──────── Data records ────────
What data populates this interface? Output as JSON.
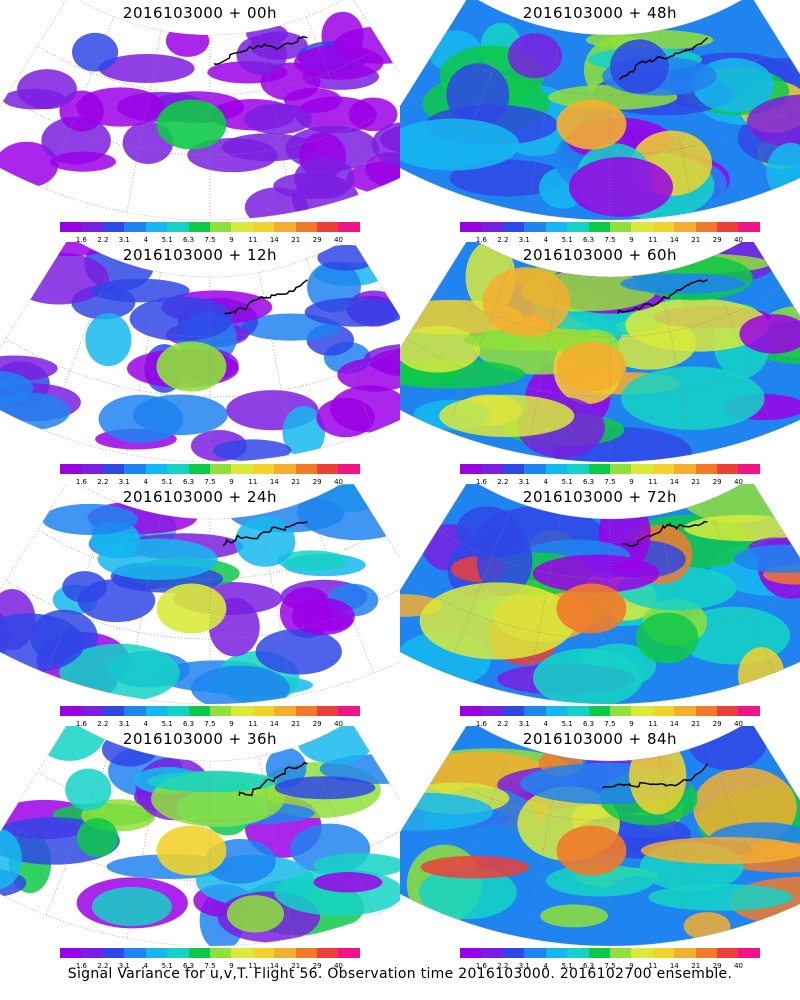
{
  "panels": [
    {
      "title": "2016103000 + 00h",
      "lead": "00h"
    },
    {
      "title": "2016103000 + 48h",
      "lead": "48h"
    },
    {
      "title": "2016103000 + 12h",
      "lead": "12h"
    },
    {
      "title": "2016103000 + 60h",
      "lead": "60h"
    },
    {
      "title": "2016103000 + 24h",
      "lead": "24h"
    },
    {
      "title": "2016103000 + 72h",
      "lead": "72h"
    },
    {
      "title": "2016103000 + 36h",
      "lead": "36h"
    },
    {
      "title": "2016103000 + 84h",
      "lead": "84h"
    }
  ],
  "colorbar": {
    "labels": [
      "1.6",
      "2.2",
      "3.1",
      "4",
      "5.1",
      "6.3",
      "7.5",
      "9",
      "11",
      "14",
      "21",
      "29",
      "40"
    ],
    "colors": [
      "#9b00e6",
      "#7a1fe0",
      "#2f47e6",
      "#1f84f0",
      "#15b8ee",
      "#14d3c6",
      "#0ec948",
      "#8fe03a",
      "#d9ea3c",
      "#f2d22c",
      "#f4ae2f",
      "#f17a2b",
      "#ee3e3a",
      "#f01484"
    ]
  },
  "caption": "Signal Variance for u,v,T. Flight 56. Observation time 2016103000. 2016102700 ensemble.",
  "map_intensity": {
    "00h": 0.15,
    "12h": 0.3,
    "24h": 0.45,
    "36h": 0.55,
    "48h": 0.7,
    "60h": 0.78,
    "72h": 0.88,
    "84h": 0.95
  }
}
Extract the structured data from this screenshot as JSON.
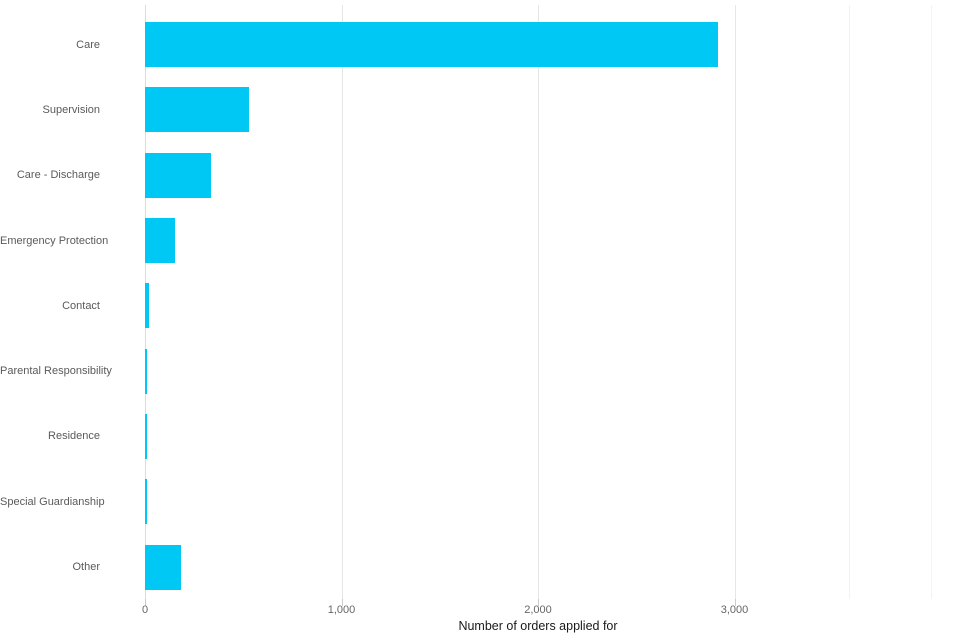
{
  "page": {
    "background_color": "#ffffff"
  },
  "chart_data": {
    "type": "bar",
    "orientation": "horizontal",
    "title": "",
    "categories": [
      "Care",
      "Supervision",
      "Care - Discharge",
      "Emergency Protection",
      "Contact",
      "Parental Responsibility",
      "Residence",
      "Special Guardianship",
      "Other"
    ],
    "values": [
      2914,
      527,
      337,
      152,
      20,
      10,
      10,
      10,
      183
    ],
    "xlabel": "Number of orders applied for",
    "ylabel": "",
    "xlim": [
      0,
      4000
    ],
    "xticks": [
      {
        "value": 0,
        "label": "0"
      },
      {
        "value": 1000,
        "label": "1,000"
      },
      {
        "value": 2000,
        "label": "2,000"
      },
      {
        "value": 3000,
        "label": "3,000"
      }
    ],
    "grid": "vertical",
    "legend_position": "none",
    "bar_color": "#00c8f5",
    "axis_line_color": "#dcdcdc",
    "gridline_color": "#e6e6e6",
    "faint_gridlines": [
      3580,
      4000
    ],
    "faint_gridline_color": "#f3f3f3",
    "tick_color": "#cccccc",
    "category_label_color": "#5a5a5a",
    "tick_label_color": "#666666",
    "axis_title_color": "#1a1a1a"
  }
}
────────
- **Work to be completed**
Reproduce every entry exactly, but omit each picture.

- **Exercise answer**
What data populates this interface? Output as JSON.
{
  "panels": [
    {
      "title": "2016103000 + 00h",
      "lead": "00h"
    },
    {
      "title": "2016103000 + 48h",
      "lead": "48h"
    },
    {
      "title": "2016103000 + 12h",
      "lead": "12h"
    },
    {
      "title": "2016103000 + 60h",
      "lead": "60h"
    },
    {
      "title": "2016103000 + 24h",
      "lead": "24h"
    },
    {
      "title": "2016103000 + 72h",
      "lead": "72h"
    },
    {
      "title": "2016103000 + 36h",
      "lead": "36h"
    },
    {
      "title": "2016103000 + 84h",
      "lead": "84h"
    }
  ],
  "colorbar": {
    "labels": [
      "1.6",
      "2.2",
      "3.1",
      "4",
      "5.1",
      "6.3",
      "7.5",
      "9",
      "11",
      "14",
      "21",
      "29",
      "40"
    ],
    "colors": [
      "#9b00e6",
      "#7a1fe0",
      "#2f47e6",
      "#1f84f0",
      "#15b8ee",
      "#14d3c6",
      "#0ec948",
      "#8fe03a",
      "#d9ea3c",
      "#f2d22c",
      "#f4ae2f",
      "#f17a2b",
      "#ee3e3a",
      "#f01484"
    ]
  },
  "caption": "Signal Variance for u,v,T. Flight 56. Observation time 2016103000. 2016102700 ensemble.",
  "map_intensity": {
    "00h": 0.15,
    "12h": 0.3,
    "24h": 0.45,
    "36h": 0.55,
    "48h": 0.7,
    "60h": 0.78,
    "72h": 0.88,
    "84h": 0.95
  }
}
Extract the structured data from this screenshot as JSON.
{
  "page": {
    "background_color": "#ffffff"
  },
  "chart_data": {
    "type": "bar",
    "orientation": "horizontal",
    "title": "",
    "categories": [
      "Care",
      "Supervision",
      "Care - Discharge",
      "Emergency Protection",
      "Contact",
      "Parental Responsibility",
      "Residence",
      "Special Guardianship",
      "Other"
    ],
    "values": [
      2914,
      527,
      337,
      152,
      20,
      10,
      10,
      10,
      183
    ],
    "xlabel": "Number of orders applied for",
    "ylabel": "",
    "xlim": [
      0,
      4000
    ],
    "xticks": [
      {
        "value": 0,
        "label": "0"
      },
      {
        "value": 1000,
        "label": "1,000"
      },
      {
        "value": 2000,
        "label": "2,000"
      },
      {
        "value": 3000,
        "label": "3,000"
      }
    ],
    "grid": "vertical",
    "legend_position": "none",
    "bar_color": "#00c8f5",
    "axis_line_color": "#dcdcdc",
    "gridline_color": "#e6e6e6",
    "faint_gridlines": [
      3580,
      4000
    ],
    "faint_gridline_color": "#f3f3f3",
    "tick_color": "#cccccc",
    "category_label_color": "#5a5a5a",
    "tick_label_color": "#666666",
    "axis_title_color": "#1a1a1a"
  }
}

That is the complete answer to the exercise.